Stored records:
§ §
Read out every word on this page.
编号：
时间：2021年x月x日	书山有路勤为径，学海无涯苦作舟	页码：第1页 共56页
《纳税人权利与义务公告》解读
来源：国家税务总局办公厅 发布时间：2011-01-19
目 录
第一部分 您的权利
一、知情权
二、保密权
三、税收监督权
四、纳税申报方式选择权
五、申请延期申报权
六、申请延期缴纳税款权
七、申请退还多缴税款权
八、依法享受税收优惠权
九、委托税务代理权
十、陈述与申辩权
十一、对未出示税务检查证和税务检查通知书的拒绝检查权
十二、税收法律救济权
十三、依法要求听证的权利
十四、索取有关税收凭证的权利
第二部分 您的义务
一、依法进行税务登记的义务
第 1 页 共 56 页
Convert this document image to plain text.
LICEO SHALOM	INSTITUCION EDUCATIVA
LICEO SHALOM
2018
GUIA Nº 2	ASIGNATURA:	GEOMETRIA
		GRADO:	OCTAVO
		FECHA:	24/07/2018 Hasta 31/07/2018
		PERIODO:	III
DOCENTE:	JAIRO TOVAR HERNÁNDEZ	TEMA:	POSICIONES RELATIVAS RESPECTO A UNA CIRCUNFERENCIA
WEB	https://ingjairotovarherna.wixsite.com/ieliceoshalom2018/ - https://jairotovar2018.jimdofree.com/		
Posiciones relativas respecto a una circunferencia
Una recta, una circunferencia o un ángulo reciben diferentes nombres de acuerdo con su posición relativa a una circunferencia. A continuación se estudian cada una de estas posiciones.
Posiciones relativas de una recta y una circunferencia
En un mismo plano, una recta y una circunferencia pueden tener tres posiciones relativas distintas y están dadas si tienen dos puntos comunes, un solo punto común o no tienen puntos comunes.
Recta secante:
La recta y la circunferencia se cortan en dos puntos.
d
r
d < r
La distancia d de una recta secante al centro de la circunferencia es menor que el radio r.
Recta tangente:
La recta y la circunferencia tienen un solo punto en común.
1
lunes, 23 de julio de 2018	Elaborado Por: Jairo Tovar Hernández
§ §
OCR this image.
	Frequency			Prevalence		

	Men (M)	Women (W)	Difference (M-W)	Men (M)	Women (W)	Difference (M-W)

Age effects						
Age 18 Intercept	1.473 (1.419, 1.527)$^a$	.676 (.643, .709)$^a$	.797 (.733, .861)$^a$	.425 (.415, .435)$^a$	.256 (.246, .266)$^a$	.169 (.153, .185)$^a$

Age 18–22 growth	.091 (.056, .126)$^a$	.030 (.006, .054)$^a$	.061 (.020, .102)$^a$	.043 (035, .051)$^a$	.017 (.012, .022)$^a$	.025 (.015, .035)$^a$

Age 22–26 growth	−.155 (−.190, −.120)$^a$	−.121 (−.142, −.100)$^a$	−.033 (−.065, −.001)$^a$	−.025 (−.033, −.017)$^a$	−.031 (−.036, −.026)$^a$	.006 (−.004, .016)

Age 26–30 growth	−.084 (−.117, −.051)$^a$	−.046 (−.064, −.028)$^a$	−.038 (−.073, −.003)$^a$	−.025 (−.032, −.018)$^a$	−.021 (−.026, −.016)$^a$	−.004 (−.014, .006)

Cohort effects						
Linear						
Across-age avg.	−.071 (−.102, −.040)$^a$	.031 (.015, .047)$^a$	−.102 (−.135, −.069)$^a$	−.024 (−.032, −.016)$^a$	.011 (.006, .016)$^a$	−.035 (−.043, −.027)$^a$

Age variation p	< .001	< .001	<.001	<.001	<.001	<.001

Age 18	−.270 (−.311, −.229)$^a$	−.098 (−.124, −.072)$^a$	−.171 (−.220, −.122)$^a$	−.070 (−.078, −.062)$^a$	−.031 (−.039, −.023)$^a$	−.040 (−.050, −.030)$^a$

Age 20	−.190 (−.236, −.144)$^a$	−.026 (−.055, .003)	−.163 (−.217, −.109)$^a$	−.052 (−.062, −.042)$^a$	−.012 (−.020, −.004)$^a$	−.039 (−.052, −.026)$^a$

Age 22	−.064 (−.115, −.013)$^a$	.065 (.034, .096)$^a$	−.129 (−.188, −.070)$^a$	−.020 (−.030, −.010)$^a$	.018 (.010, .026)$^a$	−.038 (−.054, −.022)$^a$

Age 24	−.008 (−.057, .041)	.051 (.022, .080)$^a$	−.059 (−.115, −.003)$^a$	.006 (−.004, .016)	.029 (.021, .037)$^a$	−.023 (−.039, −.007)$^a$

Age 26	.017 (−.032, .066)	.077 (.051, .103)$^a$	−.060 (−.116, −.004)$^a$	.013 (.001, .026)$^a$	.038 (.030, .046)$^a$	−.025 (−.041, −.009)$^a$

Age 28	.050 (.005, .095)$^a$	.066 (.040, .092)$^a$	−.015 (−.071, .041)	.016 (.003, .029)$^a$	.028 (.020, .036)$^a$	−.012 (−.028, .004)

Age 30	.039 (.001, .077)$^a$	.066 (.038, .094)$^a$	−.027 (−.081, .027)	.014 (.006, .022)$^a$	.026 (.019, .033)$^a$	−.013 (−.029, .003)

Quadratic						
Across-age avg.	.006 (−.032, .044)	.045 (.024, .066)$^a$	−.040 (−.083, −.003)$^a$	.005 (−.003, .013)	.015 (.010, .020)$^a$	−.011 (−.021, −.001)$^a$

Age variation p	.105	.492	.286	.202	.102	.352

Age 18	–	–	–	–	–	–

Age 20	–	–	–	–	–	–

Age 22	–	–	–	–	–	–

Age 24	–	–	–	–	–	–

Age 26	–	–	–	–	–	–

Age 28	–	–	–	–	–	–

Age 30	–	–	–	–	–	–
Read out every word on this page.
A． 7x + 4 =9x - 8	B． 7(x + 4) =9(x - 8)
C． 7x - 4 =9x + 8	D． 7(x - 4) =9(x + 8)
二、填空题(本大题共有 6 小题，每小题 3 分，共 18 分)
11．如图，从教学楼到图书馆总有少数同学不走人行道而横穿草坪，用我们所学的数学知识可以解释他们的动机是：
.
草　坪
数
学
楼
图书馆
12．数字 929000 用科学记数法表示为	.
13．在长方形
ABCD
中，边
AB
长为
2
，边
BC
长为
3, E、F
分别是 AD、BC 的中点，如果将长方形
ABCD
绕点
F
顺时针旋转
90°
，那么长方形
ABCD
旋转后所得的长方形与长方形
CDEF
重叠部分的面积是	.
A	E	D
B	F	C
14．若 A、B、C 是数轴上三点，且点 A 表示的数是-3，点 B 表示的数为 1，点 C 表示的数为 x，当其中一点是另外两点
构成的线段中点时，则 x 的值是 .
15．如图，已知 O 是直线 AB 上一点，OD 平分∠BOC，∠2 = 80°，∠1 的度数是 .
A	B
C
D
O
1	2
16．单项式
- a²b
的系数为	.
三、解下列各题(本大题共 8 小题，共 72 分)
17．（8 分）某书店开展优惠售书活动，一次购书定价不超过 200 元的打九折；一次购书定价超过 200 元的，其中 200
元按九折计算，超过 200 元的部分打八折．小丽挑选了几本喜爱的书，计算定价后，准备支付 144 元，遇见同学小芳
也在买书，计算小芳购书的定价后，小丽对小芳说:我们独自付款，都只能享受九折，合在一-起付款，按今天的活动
§ §
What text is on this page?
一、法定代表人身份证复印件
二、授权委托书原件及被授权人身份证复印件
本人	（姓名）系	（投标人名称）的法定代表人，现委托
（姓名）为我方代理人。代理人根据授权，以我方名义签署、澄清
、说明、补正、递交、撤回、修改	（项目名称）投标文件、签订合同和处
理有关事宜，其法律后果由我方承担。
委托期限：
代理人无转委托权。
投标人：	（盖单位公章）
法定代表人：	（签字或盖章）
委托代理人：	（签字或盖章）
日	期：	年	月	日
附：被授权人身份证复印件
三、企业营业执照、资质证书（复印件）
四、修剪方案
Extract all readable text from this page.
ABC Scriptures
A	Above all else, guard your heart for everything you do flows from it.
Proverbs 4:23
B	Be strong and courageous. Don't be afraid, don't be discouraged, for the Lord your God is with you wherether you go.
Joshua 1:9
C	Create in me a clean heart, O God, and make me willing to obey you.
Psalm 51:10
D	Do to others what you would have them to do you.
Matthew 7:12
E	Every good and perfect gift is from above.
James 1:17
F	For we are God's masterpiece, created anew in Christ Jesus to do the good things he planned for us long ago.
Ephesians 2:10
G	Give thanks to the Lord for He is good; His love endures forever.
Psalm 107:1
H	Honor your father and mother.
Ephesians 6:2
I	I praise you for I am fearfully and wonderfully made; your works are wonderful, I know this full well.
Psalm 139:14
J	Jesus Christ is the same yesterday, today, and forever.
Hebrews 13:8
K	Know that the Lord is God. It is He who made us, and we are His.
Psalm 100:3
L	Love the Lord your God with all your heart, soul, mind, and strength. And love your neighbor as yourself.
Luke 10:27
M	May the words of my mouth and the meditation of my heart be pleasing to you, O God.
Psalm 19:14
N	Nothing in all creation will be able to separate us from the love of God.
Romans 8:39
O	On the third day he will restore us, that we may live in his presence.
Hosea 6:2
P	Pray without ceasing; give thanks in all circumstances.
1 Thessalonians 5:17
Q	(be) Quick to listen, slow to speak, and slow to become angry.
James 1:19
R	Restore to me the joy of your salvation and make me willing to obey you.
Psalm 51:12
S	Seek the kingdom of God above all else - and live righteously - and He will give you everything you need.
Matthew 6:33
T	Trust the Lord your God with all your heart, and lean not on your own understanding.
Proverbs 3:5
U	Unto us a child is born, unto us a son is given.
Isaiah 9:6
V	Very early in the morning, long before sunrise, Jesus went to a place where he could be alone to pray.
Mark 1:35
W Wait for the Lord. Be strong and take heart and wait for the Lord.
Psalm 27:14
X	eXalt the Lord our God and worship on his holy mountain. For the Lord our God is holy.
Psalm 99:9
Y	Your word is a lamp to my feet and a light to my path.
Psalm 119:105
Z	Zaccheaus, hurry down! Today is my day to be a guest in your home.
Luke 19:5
§ §
| Directions |
Show all lines above holding "secante".

| Output for this exercise |
Recta secante:
La distancia d de una recta secante al centro de la circunferencia es menor que el radio r.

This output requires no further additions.